BEGIN Raw records

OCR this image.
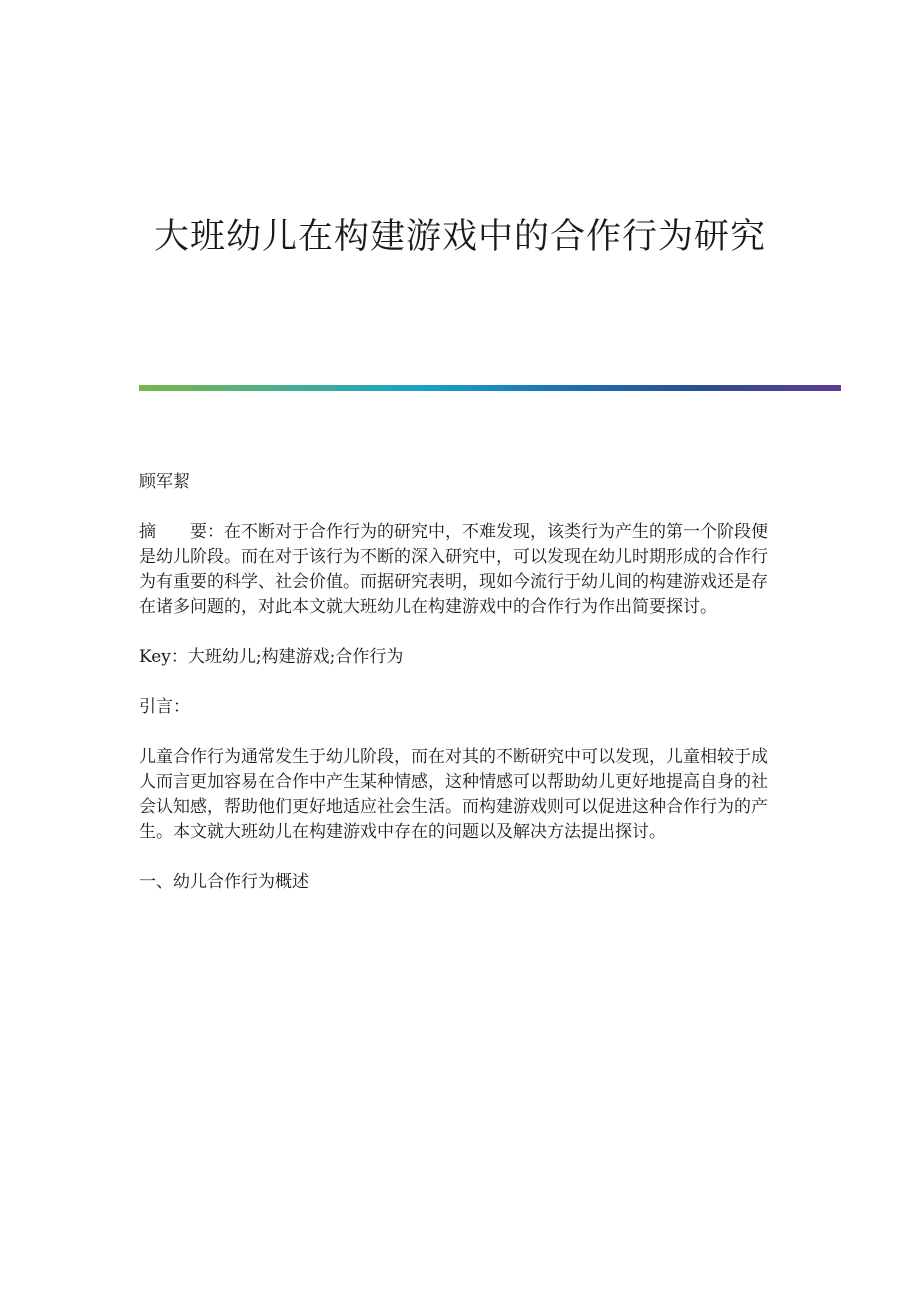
大班幼儿在构建游戏中的合作行为研究

顾军絜

摘　　要：在不断对于合作行为的研究中，不难发现，该类行为产生的第一个阶段便是幼儿阶段。而在对于该行为不断的深入研究中，可以发现在幼儿时期形成的合作行为有重要的科学、社会价值。而据研究表明，现如今流行于幼儿间的构建游戏还是存在诸多问题的，对此本文就大班幼儿在构建游戏中的合作行为作出简要探讨。

Key：大班幼儿;构建游戏;合作行为

引言：

儿童合作行为通常发生于幼儿阶段，而在对其的不断研究中可以发现，儿童相较于成人而言更加容易在合作中产生某种情感，这种情感可以帮助幼儿更好地提高自身的社会认知感，帮助他们更好地适应社会生活。而构建游戏则可以促进这种合作行为的产生。本文就大班幼儿在构建游戏中存在的问题以及解决方法提出探讨。

一、幼儿合作行为概述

END Raw records

**Task to complete**
Transcribe the whole listing exactly. Pictures stay out of your copy.

**Response**
OCR this image.
大班幼儿在构建游戏中的合作行为研究

顾军絜

摘　　要：在不断对于合作行为的研究中，不难发现，该类行为产生的第一个阶段便是幼儿阶段。而在对于该行为不断的深入研究中，可以发现在幼儿时期形成的合作行为有重要的科学、社会价值。而据研究表明，现如今流行于幼儿间的构建游戏还是存在诸多问题的，对此本文就大班幼儿在构建游戏中的合作行为作出简要探讨。

Key：大班幼儿;构建游戏;合作行为

引言：

儿童合作行为通常发生于幼儿阶段，而在对其的不断研究中可以发现，儿童相较于成人而言更加容易在合作中产生某种情感，这种情感可以帮助幼儿更好地提高自身的社会认知感，帮助他们更好地适应社会生活。而构建游戏则可以促进这种合作行为的产生。本文就大班幼儿在构建游戏中存在的问题以及解决方法提出探讨。

一、幼儿合作行为概述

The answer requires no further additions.